## WHAT THE EXERCISE ASKS:
Rewrite these lines with "Ellipse shape" substituted by "Oval shape" everywhere it occurs, leaving everything else unchanged.

## INPUT MATERIAL:
# # #

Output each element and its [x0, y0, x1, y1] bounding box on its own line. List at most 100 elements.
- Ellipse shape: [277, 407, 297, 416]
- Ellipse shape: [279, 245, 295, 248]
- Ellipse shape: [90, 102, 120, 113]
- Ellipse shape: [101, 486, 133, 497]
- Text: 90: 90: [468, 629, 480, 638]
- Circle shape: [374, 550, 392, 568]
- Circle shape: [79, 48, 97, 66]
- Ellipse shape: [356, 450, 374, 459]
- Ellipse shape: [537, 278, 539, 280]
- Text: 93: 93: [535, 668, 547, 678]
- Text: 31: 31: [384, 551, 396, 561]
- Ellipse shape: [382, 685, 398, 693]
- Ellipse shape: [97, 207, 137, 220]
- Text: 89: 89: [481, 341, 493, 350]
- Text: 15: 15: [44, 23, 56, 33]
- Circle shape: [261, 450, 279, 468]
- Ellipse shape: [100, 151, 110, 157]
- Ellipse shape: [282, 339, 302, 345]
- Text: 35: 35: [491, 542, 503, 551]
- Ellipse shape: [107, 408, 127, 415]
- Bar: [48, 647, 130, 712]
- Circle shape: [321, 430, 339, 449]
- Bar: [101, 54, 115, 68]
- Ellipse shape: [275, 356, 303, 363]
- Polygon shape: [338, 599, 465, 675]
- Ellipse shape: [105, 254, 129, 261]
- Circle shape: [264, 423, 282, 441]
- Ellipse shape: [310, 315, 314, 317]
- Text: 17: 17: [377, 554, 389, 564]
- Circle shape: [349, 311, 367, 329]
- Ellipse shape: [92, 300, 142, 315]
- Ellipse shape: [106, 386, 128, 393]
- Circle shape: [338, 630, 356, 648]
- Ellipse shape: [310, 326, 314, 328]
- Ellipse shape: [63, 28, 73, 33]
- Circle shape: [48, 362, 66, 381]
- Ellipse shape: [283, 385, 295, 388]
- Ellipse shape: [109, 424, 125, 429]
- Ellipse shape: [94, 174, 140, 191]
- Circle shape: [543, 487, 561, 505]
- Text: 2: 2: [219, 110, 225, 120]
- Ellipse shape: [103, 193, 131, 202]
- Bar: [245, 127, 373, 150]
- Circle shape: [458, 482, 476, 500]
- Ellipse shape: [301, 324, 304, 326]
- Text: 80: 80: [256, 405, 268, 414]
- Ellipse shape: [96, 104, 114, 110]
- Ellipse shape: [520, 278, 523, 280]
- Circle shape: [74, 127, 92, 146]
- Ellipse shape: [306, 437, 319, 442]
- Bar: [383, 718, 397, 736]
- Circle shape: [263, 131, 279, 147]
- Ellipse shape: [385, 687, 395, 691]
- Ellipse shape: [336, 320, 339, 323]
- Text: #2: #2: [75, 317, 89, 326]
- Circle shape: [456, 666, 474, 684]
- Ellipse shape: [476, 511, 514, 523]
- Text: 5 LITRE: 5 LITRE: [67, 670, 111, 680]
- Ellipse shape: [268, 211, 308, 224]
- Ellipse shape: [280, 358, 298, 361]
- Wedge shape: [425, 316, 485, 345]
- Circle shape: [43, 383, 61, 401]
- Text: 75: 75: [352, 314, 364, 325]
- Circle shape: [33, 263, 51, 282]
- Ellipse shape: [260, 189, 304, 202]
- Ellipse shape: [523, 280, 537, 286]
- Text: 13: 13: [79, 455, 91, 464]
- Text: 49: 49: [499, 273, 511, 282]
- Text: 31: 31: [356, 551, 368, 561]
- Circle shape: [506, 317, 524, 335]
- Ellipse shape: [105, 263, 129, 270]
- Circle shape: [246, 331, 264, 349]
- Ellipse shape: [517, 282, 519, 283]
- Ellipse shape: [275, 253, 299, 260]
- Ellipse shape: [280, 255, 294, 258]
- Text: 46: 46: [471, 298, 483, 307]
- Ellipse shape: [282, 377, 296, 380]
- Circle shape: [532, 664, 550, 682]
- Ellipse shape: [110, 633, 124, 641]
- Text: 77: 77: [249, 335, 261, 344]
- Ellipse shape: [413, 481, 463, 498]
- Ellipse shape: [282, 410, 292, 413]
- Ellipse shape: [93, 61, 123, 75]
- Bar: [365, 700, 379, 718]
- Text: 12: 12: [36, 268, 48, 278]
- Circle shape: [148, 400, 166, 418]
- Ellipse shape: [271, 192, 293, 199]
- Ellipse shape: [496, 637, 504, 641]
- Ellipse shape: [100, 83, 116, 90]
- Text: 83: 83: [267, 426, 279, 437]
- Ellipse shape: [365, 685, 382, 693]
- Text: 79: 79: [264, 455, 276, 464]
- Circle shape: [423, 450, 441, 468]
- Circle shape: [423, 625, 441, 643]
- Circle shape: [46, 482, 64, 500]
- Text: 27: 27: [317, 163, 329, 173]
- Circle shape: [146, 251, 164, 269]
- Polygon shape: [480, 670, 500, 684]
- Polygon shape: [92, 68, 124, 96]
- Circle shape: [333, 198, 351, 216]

# # #

## SOLUTION BELOW:
Output each element and its [x0, y0, x1, y1] bounding box on its own line. List at most 100 elements.
- Oval shape: [277, 407, 297, 416]
- Oval shape: [279, 245, 295, 248]
- Oval shape: [90, 102, 120, 113]
- Oval shape: [101, 486, 133, 497]
- Text: 90: 90: [468, 629, 480, 638]
- Circle shape: [374, 550, 392, 568]
- Circle shape: [79, 48, 97, 66]
- Oval shape: [356, 450, 374, 459]
- Oval shape: [537, 278, 539, 280]
- Text: 93: 93: [535, 668, 547, 678]
- Text: 31: 31: [384, 551, 396, 561]
- Oval shape: [382, 685, 398, 693]
- Oval shape: [97, 207, 137, 220]
- Text: 89: 89: [481, 341, 493, 350]
- Text: 15: 15: [44, 23, 56, 33]
- Circle shape: [261, 450, 279, 468]
- Oval shape: [100, 151, 110, 157]
- Oval shape: [282, 339, 302, 345]
- Text: 35: 35: [491, 542, 503, 551]
- Oval shape: [107, 408, 127, 415]
- Bar: [48, 647, 130, 712]
- Circle shape: [321, 430, 339, 449]
- Bar: [101, 54, 115, 68]
- Oval shape: [275, 356, 303, 363]
- Polygon shape: [338, 599, 465, 675]
- Oval shape: [105, 254, 129, 261]
- Circle shape: [264, 423, 282, 441]
- Oval shape: [310, 315, 314, 317]
- Text: 17: 17: [377, 554, 389, 564]
- Circle shape: [349, 311, 367, 329]
- Oval shape: [92, 300, 142, 315]
- Oval shape: [106, 386, 128, 393]
- Circle shape: [338, 630, 356, 648]
- Oval shape: [310, 326, 314, 328]
- Oval shape: [63, 28, 73, 33]
- Circle shape: [48, 362, 66, 381]
- Oval shape: [283, 385, 295, 388]
- Oval shape: [109, 424, 125, 429]
- Oval shape: [94, 174, 140, 191]
- Circle shape: [543, 487, 561, 505]
- Text: 2: 2: [219, 110, 225, 120]
- Oval shape: [103, 193, 131, 202]
- Bar: [245, 127, 373, 150]
- Circle shape: [458, 482, 476, 500]
- Oval shape: [301, 324, 304, 326]
- Text: 80: 80: [256, 405, 268, 414]
- Oval shape: [96, 104, 114, 110]
- Oval shape: [520, 278, 523, 280]
- Circle shape: [74, 127, 92, 146]
- Oval shape: [306, 437, 319, 442]
- Bar: [383, 718, 397, 736]
- Circle shape: [263, 131, 279, 147]
- Oval shape: [385, 687, 395, 691]
- Oval shape: [336, 320, 339, 323]
- Text: #2: #2: [75, 317, 89, 326]
- Circle shape: [456, 666, 474, 684]
- Oval shape: [476, 511, 514, 523]
- Text: 5 LITRE: 5 LITRE: [67, 670, 111, 680]
- Oval shape: [268, 211, 308, 224]
- Oval shape: [280, 358, 298, 361]
- Wedge shape: [425, 316, 485, 345]
- Circle shape: [43, 383, 61, 401]
- Text: 75: 75: [352, 314, 364, 325]
- Circle shape: [33, 263, 51, 282]
- Oval shape: [260, 189, 304, 202]
- Oval shape: [523, 280, 537, 286]
- Text: 13: 13: [79, 455, 91, 464]
- Text: 49: 49: [499, 273, 511, 282]
- Text: 31: 31: [356, 551, 368, 561]
- Circle shape: [506, 317, 524, 335]
- Oval shape: [105, 263, 129, 270]
- Circle shape: [246, 331, 264, 349]
- Oval shape: [517, 282, 519, 283]
- Oval shape: [275, 253, 299, 260]
- Oval shape: [280, 255, 294, 258]
- Text: 46: 46: [471, 298, 483, 307]
- Oval shape: [282, 377, 296, 380]
- Circle shape: [532, 664, 550, 682]
- Oval shape: [110, 633, 124, 641]
- Text: 77: 77: [249, 335, 261, 344]
- Oval shape: [413, 481, 463, 498]
- Oval shape: [282, 410, 292, 413]
- Oval shape: [93, 61, 123, 75]
- Bar: [365, 700, 379, 718]
- Text: 12: 12: [36, 268, 48, 278]
- Circle shape: [148, 400, 166, 418]
- Oval shape: [271, 192, 293, 199]
- Oval shape: [496, 637, 504, 641]
- Oval shape: [100, 83, 116, 90]
- Text: 83: 83: [267, 426, 279, 437]
- Oval shape: [365, 685, 382, 693]
- Text: 79: 79: [264, 455, 276, 464]
- Circle shape: [423, 450, 441, 468]
- Circle shape: [423, 625, 441, 643]
- Circle shape: [46, 482, 64, 500]
- Text: 27: 27: [317, 163, 329, 173]
- Circle shape: [146, 251, 164, 269]
- Polygon shape: [480, 670, 500, 684]
- Polygon shape: [92, 68, 124, 96]
- Circle shape: [333, 198, 351, 216]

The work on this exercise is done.